- OBJECTIVE -
Return all lines from the listing below in which the string "color" occurs.
** begin **
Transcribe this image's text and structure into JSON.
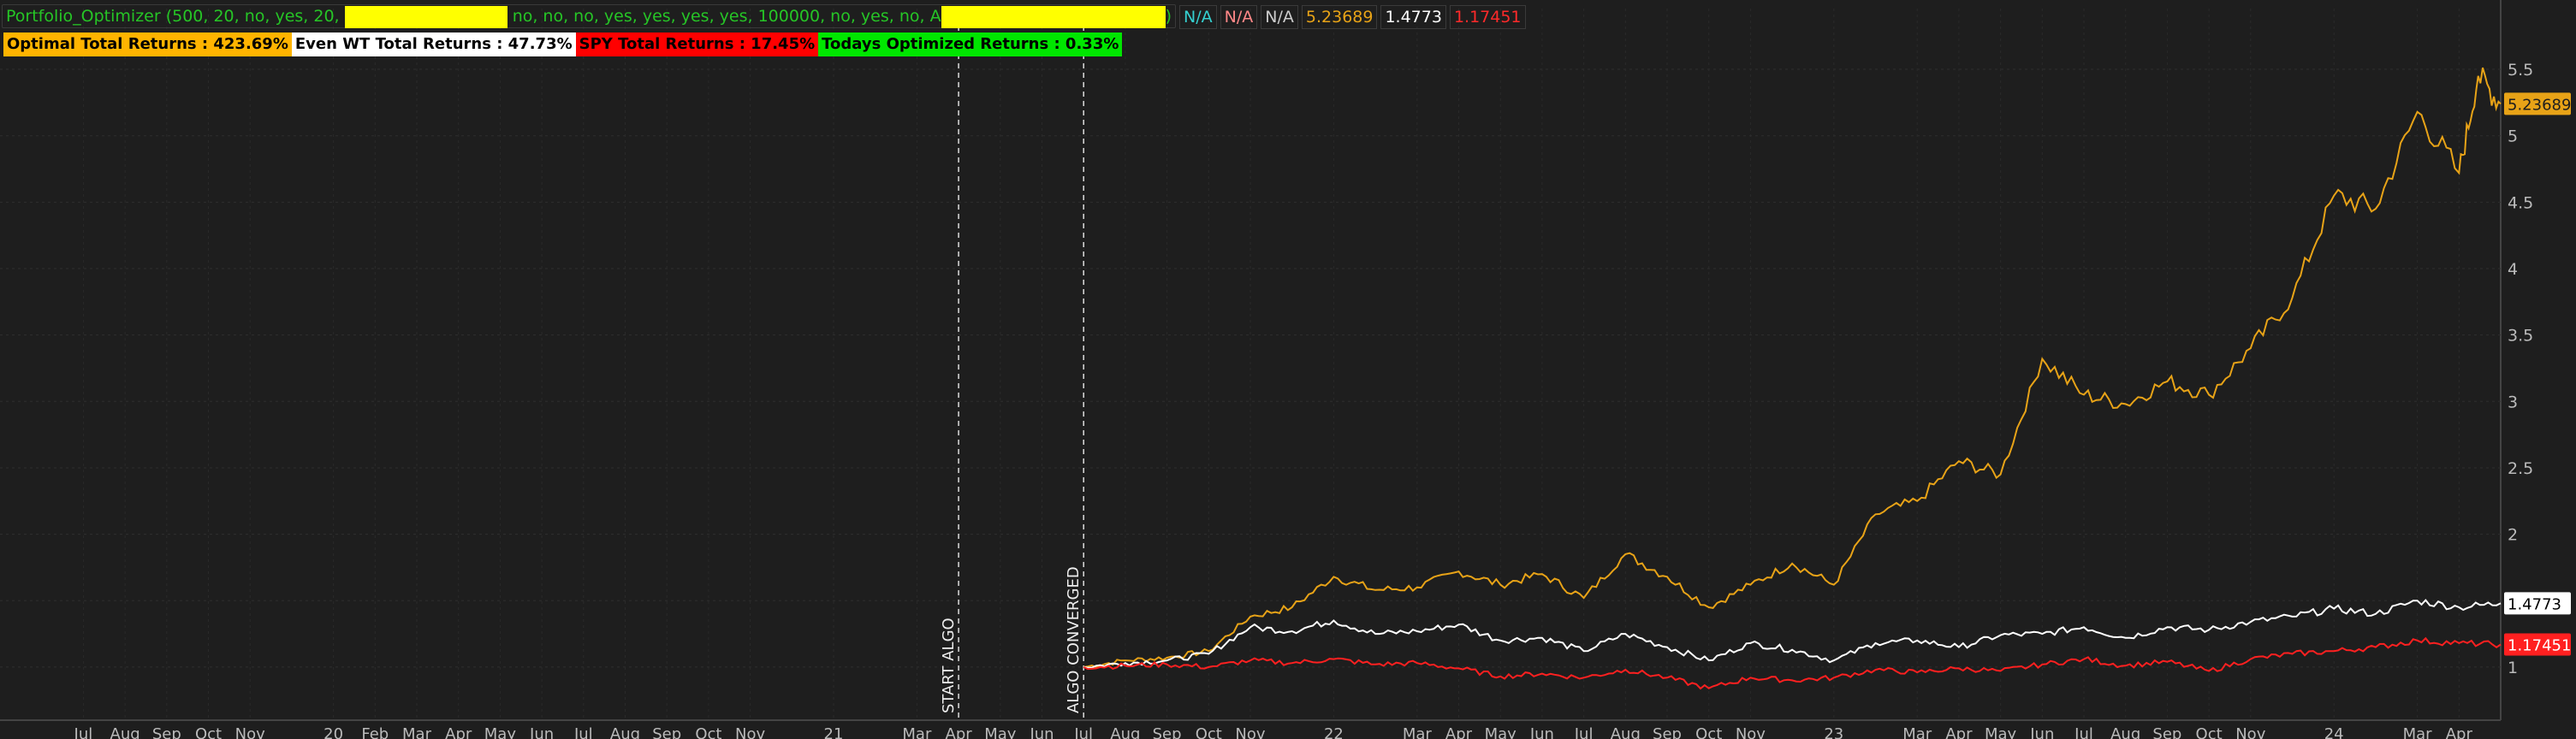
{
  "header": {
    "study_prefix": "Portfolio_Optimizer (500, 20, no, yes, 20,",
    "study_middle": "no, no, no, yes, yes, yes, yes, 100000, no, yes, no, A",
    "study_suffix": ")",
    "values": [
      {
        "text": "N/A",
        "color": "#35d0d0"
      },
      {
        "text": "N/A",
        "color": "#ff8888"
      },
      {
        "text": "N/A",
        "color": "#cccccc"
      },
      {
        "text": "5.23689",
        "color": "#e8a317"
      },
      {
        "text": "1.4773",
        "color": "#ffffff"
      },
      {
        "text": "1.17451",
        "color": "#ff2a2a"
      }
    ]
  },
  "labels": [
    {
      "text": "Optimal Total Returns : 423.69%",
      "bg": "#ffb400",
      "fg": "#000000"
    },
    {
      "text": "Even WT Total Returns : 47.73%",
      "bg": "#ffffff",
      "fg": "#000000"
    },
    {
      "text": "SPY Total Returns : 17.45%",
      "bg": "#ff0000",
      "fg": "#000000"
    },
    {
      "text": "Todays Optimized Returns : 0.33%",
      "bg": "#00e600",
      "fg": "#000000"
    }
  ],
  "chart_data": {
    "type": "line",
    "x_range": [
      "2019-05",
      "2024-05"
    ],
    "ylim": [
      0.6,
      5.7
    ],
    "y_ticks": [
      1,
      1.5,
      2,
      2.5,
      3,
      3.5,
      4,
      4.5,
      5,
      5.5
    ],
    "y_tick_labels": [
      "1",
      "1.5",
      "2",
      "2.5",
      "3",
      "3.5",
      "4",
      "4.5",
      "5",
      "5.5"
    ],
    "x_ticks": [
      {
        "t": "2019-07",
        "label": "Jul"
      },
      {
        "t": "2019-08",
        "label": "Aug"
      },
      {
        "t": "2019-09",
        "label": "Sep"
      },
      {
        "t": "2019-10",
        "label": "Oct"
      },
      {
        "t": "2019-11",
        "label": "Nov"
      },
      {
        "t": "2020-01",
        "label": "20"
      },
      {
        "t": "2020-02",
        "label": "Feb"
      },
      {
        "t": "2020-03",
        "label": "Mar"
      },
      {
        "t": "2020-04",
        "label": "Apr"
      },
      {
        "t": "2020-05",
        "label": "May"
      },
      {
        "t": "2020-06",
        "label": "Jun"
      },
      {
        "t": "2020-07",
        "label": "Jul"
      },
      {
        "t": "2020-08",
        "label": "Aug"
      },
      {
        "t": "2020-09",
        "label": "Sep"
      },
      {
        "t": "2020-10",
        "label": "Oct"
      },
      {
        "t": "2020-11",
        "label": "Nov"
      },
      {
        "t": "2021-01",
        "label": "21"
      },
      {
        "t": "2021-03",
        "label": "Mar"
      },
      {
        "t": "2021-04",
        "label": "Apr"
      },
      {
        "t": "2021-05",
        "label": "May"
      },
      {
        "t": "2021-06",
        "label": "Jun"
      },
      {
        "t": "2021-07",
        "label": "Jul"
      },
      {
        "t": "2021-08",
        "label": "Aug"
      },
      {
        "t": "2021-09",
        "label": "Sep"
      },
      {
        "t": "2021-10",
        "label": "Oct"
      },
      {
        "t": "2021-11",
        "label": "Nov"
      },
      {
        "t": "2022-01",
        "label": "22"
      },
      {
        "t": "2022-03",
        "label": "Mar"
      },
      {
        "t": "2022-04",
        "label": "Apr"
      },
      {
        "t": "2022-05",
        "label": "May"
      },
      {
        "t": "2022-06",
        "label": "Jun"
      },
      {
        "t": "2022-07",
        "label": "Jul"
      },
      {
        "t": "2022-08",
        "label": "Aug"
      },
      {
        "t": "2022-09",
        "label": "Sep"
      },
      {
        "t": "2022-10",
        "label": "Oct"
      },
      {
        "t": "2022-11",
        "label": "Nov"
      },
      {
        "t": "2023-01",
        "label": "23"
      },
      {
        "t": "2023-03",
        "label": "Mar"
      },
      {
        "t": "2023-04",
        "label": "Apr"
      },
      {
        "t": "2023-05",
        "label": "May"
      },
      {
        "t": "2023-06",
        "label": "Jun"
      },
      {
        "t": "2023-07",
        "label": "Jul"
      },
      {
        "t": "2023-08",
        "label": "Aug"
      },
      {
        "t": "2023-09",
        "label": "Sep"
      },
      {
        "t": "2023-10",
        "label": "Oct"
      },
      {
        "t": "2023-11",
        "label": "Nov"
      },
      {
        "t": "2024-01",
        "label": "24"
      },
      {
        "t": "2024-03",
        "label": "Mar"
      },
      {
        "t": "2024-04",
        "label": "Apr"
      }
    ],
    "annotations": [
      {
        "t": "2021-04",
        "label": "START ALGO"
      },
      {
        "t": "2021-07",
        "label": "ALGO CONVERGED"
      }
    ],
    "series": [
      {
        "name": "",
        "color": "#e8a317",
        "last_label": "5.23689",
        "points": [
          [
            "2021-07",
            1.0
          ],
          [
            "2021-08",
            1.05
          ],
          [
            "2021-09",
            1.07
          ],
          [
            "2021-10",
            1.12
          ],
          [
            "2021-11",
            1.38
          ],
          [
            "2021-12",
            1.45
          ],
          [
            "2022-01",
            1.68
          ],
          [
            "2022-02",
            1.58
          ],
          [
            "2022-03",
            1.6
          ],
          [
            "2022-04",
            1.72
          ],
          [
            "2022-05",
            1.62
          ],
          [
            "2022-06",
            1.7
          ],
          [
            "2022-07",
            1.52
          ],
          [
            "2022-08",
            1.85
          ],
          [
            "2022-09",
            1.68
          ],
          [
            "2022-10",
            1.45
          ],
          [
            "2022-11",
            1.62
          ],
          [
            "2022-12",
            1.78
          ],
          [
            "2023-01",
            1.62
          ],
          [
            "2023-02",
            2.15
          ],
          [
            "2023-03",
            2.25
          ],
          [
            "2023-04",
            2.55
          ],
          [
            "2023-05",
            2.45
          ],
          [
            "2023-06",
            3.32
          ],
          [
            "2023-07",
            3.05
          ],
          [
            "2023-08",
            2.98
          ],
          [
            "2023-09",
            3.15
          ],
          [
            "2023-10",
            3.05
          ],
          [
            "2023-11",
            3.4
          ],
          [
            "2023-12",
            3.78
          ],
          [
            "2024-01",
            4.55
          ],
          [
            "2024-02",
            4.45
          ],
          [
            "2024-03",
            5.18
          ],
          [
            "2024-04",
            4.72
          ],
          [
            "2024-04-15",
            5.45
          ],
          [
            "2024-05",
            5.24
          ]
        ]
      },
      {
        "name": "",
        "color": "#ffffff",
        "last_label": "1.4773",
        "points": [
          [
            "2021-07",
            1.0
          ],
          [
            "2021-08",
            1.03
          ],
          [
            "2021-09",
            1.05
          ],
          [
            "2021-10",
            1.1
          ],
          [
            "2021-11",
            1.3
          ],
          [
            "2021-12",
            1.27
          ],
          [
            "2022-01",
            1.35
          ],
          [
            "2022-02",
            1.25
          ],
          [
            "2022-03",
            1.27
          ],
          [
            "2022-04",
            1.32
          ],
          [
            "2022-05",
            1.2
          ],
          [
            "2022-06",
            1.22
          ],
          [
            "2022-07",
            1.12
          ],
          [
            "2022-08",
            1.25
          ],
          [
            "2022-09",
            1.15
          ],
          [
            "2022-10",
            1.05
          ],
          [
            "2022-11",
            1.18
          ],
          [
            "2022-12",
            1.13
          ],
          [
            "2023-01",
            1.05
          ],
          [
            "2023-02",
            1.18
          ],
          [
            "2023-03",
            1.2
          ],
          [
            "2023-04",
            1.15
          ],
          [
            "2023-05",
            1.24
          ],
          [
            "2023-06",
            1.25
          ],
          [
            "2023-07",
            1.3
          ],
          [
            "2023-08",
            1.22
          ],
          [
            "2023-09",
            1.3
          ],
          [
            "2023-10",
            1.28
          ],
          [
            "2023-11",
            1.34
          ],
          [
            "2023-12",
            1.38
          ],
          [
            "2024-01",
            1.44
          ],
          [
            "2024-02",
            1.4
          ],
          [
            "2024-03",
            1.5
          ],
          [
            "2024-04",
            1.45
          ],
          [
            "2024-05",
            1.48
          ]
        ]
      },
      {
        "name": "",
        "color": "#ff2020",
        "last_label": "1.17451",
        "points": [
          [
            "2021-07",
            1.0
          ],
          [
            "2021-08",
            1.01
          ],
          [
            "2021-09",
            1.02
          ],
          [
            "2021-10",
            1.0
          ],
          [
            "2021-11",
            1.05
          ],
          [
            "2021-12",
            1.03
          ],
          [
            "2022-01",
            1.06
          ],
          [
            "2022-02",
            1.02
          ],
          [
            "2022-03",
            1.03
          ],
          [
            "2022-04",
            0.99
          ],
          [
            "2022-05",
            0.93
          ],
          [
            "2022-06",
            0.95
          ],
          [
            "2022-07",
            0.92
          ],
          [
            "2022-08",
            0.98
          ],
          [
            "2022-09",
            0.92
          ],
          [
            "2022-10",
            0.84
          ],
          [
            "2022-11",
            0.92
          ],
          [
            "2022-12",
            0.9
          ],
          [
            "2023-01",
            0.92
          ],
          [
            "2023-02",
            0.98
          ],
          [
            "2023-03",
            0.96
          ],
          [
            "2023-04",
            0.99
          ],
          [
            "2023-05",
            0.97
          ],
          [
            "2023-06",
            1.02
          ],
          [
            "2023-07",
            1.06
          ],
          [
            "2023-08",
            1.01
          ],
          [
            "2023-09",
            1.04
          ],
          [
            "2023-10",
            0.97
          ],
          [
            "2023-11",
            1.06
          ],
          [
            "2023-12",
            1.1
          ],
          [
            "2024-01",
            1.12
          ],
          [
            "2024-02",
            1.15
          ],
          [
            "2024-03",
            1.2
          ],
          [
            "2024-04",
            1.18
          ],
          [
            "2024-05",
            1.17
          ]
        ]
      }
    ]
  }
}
** end **
- EXERCISE OUTPUT -
        "color": "#35d0d0"
        "color": "#ff8888"
        "color": "#cccccc"
        "color": "#e8a317"
        "color": "#ffffff"
        "color": "#ff2a2a"
        "color": "#e8a317",
        "color": "#ffffff",
        "color": "#ff2020",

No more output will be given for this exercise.